begin
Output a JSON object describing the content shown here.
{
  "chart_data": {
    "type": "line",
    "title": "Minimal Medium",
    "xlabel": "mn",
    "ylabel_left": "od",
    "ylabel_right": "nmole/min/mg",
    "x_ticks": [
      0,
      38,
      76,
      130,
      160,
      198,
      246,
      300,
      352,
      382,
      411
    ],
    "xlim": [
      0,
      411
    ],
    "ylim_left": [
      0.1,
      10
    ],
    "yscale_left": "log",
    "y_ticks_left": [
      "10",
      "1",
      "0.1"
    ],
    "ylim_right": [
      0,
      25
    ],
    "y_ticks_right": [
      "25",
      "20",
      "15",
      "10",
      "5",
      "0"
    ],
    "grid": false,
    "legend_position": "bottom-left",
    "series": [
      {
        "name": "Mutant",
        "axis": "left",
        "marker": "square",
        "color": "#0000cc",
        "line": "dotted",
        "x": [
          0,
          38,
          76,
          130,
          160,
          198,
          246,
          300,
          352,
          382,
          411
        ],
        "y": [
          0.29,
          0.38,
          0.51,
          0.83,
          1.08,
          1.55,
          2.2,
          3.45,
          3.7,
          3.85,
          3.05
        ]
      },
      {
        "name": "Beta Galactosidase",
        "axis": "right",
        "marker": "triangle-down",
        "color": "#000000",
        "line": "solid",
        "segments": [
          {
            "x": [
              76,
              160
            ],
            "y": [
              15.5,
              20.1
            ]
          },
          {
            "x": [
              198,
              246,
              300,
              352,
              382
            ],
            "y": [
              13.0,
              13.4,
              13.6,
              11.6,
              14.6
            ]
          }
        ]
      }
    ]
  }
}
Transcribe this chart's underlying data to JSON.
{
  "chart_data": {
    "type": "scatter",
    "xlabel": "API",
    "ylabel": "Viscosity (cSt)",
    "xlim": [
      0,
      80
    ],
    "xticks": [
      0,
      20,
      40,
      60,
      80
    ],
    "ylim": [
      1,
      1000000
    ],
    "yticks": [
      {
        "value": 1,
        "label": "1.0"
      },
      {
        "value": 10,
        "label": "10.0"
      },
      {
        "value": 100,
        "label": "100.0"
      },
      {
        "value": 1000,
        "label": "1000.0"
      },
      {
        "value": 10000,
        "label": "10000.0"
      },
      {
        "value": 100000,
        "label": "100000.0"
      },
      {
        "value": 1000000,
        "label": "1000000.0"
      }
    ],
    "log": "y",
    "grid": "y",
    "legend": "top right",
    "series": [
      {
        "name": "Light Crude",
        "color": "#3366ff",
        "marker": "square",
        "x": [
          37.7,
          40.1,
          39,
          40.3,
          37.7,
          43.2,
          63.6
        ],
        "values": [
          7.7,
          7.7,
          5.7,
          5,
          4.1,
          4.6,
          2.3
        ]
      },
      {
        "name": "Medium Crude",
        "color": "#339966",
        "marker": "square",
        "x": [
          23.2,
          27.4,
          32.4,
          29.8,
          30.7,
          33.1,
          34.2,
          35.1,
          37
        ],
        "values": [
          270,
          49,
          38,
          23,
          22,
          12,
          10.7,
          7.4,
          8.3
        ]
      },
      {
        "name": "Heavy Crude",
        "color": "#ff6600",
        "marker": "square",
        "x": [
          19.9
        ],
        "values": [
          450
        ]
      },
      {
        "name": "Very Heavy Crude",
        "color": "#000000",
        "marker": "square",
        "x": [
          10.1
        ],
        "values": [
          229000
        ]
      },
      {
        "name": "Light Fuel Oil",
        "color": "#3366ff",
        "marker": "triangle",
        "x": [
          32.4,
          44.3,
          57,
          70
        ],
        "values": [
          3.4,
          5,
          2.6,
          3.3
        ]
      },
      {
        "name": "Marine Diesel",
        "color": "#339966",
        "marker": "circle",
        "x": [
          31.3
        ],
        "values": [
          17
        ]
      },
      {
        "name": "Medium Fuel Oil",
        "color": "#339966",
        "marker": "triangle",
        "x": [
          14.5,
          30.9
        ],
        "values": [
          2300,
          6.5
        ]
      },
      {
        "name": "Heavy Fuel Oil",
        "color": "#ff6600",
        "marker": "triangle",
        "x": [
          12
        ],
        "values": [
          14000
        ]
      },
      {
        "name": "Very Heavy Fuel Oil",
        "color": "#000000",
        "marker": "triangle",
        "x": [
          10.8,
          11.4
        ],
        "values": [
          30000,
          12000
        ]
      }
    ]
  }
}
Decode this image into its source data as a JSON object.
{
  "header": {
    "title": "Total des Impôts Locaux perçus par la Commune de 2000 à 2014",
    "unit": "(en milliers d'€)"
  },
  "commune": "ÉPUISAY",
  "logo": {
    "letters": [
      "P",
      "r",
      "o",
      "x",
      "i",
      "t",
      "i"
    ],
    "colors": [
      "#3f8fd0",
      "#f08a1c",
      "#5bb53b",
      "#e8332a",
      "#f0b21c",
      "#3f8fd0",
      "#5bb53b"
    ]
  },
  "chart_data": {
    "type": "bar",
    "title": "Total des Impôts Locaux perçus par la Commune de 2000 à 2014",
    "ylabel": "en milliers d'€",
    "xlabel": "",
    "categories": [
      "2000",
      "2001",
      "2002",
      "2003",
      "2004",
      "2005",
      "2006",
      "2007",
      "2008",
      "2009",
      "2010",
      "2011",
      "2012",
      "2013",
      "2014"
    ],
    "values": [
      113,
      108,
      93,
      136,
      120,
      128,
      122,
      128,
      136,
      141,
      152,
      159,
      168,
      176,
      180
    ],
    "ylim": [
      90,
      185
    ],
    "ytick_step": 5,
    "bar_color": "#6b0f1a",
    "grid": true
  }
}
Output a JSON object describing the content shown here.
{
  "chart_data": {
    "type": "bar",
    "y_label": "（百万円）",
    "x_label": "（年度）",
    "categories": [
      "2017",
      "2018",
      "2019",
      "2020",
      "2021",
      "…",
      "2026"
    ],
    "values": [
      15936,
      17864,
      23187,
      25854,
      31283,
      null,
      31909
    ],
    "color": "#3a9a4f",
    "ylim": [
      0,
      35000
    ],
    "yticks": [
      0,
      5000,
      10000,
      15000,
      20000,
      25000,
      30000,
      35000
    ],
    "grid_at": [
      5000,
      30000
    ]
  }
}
end
### TASK TO COMPLETE
Copy every record exactly, with nothing added or dropped.

### OUTPUT
Output a JSON object describing the content shown here.
{
  "chart_data": {
    "type": "line",
    "title": "Minimal Medium",
    "xlabel": "mn",
    "ylabel_left": "od",
    "ylabel_right": "nmole/min/mg",
    "x_ticks": [
      0,
      38,
      76,
      130,
      160,
      198,
      246,
      300,
      352,
      382,
      411
    ],
    "xlim": [
      0,
      411
    ],
    "ylim_left": [
      0.1,
      10
    ],
    "yscale_left": "log",
    "y_ticks_left": [
      "10",
      "1",
      "0.1"
    ],
    "ylim_right": [
      0,
      25
    ],
    "y_ticks_right": [
      "25",
      "20",
      "15",
      "10",
      "5",
      "0"
    ],
    "grid": false,
    "legend_position": "bottom-left",
    "series": [
      {
        "name": "Mutant",
        "axis": "left",
        "marker": "square",
        "color": "#0000cc",
        "line": "dotted",
        "x": [
          0,
          38,
          76,
          130,
          160,
          198,
          246,
          300,
          352,
          382,
          411
        ],
        "y": [
          0.29,
          0.38,
          0.51,
          0.83,
          1.08,
          1.55,
          2.2,
          3.45,
          3.7,
          3.85,
          3.05
        ]
      },
      {
        "name": "Beta Galactosidase",
        "axis": "right",
        "marker": "triangle-down",
        "color": "#000000",
        "line": "solid",
        "segments": [
          {
            "x": [
              76,
              160
            ],
            "y": [
              15.5,
              20.1
            ]
          },
          {
            "x": [
              198,
              246,
              300,
              352,
              382
            ],
            "y": [
              13.0,
              13.4,
              13.6,
              11.6,
              14.6
            ]
          }
        ]
      }
    ]
  }
}
Transcribe this chart's underlying data to JSON.
{
  "chart_data": {
    "type": "scatter",
    "xlabel": "API",
    "ylabel": "Viscosity (cSt)",
    "xlim": [
      0,
      80
    ],
    "xticks": [
      0,
      20,
      40,
      60,
      80
    ],
    "ylim": [
      1,
      1000000
    ],
    "yticks": [
      {
        "value": 1,
        "label": "1.0"
      },
      {
        "value": 10,
        "label": "10.0"
      },
      {
        "value": 100,
        "label": "100.0"
      },
      {
        "value": 1000,
        "label": "1000.0"
      },
      {
        "value": 10000,
        "label": "10000.0"
      },
      {
        "value": 100000,
        "label": "100000.0"
      },
      {
        "value": 1000000,
        "label": "1000000.0"
      }
    ],
    "log": "y",
    "grid": "y",
    "legend": "top right",
    "series": [
      {
        "name": "Light Crude",
        "color": "#3366ff",
        "marker": "square",
        "x": [
          37.7,
          40.1,
          39,
          40.3,
          37.7,
          43.2,
          63.6
        ],
        "values": [
          7.7,
          7.7,
          5.7,
          5,
          4.1,
          4.6,
          2.3
        ]
      },
      {
        "name": "Medium Crude",
        "color": "#339966",
        "marker": "square",
        "x": [
          23.2,
          27.4,
          32.4,
          29.8,
          30.7,
          33.1,
          34.2,
          35.1,
          37
        ],
        "values": [
          270,
          49,
          38,
          23,
          22,
          12,
          10.7,
          7.4,
          8.3
        ]
      },
      {
        "name": "Heavy Crude",
        "color": "#ff6600",
        "marker": "square",
        "x": [
          19.9
        ],
        "values": [
          450
        ]
      },
      {
        "name": "Very Heavy Crude",
        "color": "#000000",
        "marker": "square",
        "x": [
          10.1
        ],
        "values": [
          229000
        ]
      },
      {
        "name": "Light Fuel Oil",
        "color": "#3366ff",
        "marker": "triangle",
        "x": [
          32.4,
          44.3,
          57,
          70
        ],
        "values": [
          3.4,
          5,
          2.6,
          3.3
        ]
      },
      {
        "name": "Marine Diesel",
        "color": "#339966",
        "marker": "circle",
        "x": [
          31.3
        ],
        "values": [
          17
        ]
      },
      {
        "name": "Medium Fuel Oil",
        "color": "#339966",
        "marker": "triangle",
        "x": [
          14.5,
          30.9
        ],
        "values": [
          2300,
          6.5
        ]
      },
      {
        "name": "Heavy Fuel Oil",
        "color": "#ff6600",
        "marker": "triangle",
        "x": [
          12
        ],
        "values": [
          14000
        ]
      },
      {
        "name": "Very Heavy Fuel Oil",
        "color": "#000000",
        "marker": "triangle",
        "x": [
          10.8,
          11.4
        ],
        "values": [
          30000,
          12000
        ]
      }
    ]
  }
}
Decode this image into its source data as a JSON object.
{
  "header": {
    "title": "Total des Impôts Locaux perçus par la Commune de 2000 à 2014",
    "unit": "(en milliers d'€)"
  },
  "commune": "ÉPUISAY",
  "logo": {
    "letters": [
      "P",
      "r",
      "o",
      "x",
      "i",
      "t",
      "i"
    ],
    "colors": [
      "#3f8fd0",
      "#f08a1c",
      "#5bb53b",
      "#e8332a",
      "#f0b21c",
      "#3f8fd0",
      "#5bb53b"
    ]
  },
  "chart_data": {
    "type": "bar",
    "title": "Total des Impôts Locaux perçus par la Commune de 2000 à 2014",
    "ylabel": "en milliers d'€",
    "xlabel": "",
    "categories": [
      "2000",
      "2001",
      "2002",
      "2003",
      "2004",
      "2005",
      "2006",
      "2007",
      "2008",
      "2009",
      "2010",
      "2011",
      "2012",
      "2013",
      "2014"
    ],
    "values": [
      113,
      108,
      93,
      136,
      120,
      128,
      122,
      128,
      136,
      141,
      152,
      159,
      168,
      176,
      180
    ],
    "ylim": [
      90,
      185
    ],
    "ytick_step": 5,
    "bar_color": "#6b0f1a",
    "grid": true
  }
}
Output a JSON object describing the content shown here.
{
  "chart_data": {
    "type": "bar",
    "y_label": "（百万円）",
    "x_label": "（年度）",
    "categories": [
      "2017",
      "2018",
      "2019",
      "2020",
      "2021",
      "…",
      "2026"
    ],
    "values": [
      15936,
      17864,
      23187,
      25854,
      31283,
      null,
      31909
    ],
    "color": "#3a9a4f",
    "ylim": [
      0,
      35000
    ],
    "yticks": [
      0,
      5000,
      10000,
      15000,
      20000,
      25000,
      30000,
      35000
    ],
    "grid_at": [
      5000,
      30000
    ]
  }
}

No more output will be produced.